▸ AIM OF THE EXERCISE
Each entry below is to be transcribed exactly.

▸ PROVIDED ENTRIES

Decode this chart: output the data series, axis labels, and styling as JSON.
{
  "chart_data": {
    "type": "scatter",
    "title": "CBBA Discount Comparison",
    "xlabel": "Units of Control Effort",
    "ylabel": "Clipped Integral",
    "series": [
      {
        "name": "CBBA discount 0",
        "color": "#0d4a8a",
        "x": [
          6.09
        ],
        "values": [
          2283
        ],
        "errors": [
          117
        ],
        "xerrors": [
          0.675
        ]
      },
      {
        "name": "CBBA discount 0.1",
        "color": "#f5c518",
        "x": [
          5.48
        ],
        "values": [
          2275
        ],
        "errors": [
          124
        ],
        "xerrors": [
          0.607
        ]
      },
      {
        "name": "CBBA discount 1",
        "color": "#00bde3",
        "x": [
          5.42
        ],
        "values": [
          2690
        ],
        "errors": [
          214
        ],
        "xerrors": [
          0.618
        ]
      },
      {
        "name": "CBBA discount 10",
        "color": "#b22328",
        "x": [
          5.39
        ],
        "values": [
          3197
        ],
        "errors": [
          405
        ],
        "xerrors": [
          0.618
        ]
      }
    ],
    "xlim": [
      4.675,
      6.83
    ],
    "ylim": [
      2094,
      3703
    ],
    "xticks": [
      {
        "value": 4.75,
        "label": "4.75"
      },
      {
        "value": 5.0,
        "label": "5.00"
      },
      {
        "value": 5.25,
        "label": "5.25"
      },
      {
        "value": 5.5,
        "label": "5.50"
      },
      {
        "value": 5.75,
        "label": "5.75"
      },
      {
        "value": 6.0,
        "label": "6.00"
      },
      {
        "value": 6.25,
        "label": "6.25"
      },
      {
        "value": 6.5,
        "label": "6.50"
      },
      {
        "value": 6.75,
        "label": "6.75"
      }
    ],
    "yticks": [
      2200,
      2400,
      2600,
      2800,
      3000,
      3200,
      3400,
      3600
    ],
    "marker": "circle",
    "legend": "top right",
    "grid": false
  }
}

▸ EXERCISE RESPONSE
Decode this chart: output the data series, axis labels, and styling as JSON.
{
  "chart_data": {
    "type": "scatter",
    "title": "CBBA Discount Comparison",
    "xlabel": "Units of Control Effort",
    "ylabel": "Clipped Integral",
    "series": [
      {
        "name": "CBBA discount 0",
        "color": "#0d4a8a",
        "x": [
          6.09
        ],
        "values": [
          2283
        ],
        "errors": [
          117
        ],
        "xerrors": [
          0.675
        ]
      },
      {
        "name": "CBBA discount 0.1",
        "color": "#f5c518",
        "x": [
          5.48
        ],
        "values": [
          2275
        ],
        "errors": [
          124
        ],
        "xerrors": [
          0.607
        ]
      },
      {
        "name": "CBBA discount 1",
        "color": "#00bde3",
        "x": [
          5.42
        ],
        "values": [
          2690
        ],
        "errors": [
          214
        ],
        "xerrors": [
          0.618
        ]
      },
      {
        "name": "CBBA discount 10",
        "color": "#b22328",
        "x": [
          5.39
        ],
        "values": [
          3197
        ],
        "errors": [
          405
        ],
        "xerrors": [
          0.618
        ]
      }
    ],
    "xlim": [
      4.675,
      6.83
    ],
    "ylim": [
      2094,
      3703
    ],
    "xticks": [
      {
        "value": 4.75,
        "label": "4.75"
      },
      {
        "value": 5.0,
        "label": "5.00"
      },
      {
        "value": 5.25,
        "label": "5.25"
      },
      {
        "value": 5.5,
        "label": "5.50"
      },
      {
        "value": 5.75,
        "label": "5.75"
      },
      {
        "value": 6.0,
        "label": "6.00"
      },
      {
        "value": 6.25,
        "label": "6.25"
      },
      {
        "value": 6.5,
        "label": "6.50"
      },
      {
        "value": 6.75,
        "label": "6.75"
      }
    ],
    "yticks": [
      2200,
      2400,
      2600,
      2800,
      3000,
      3200,
      3400,
      3600
    ],
    "marker": "circle",
    "legend": "top right",
    "grid": false
  }
}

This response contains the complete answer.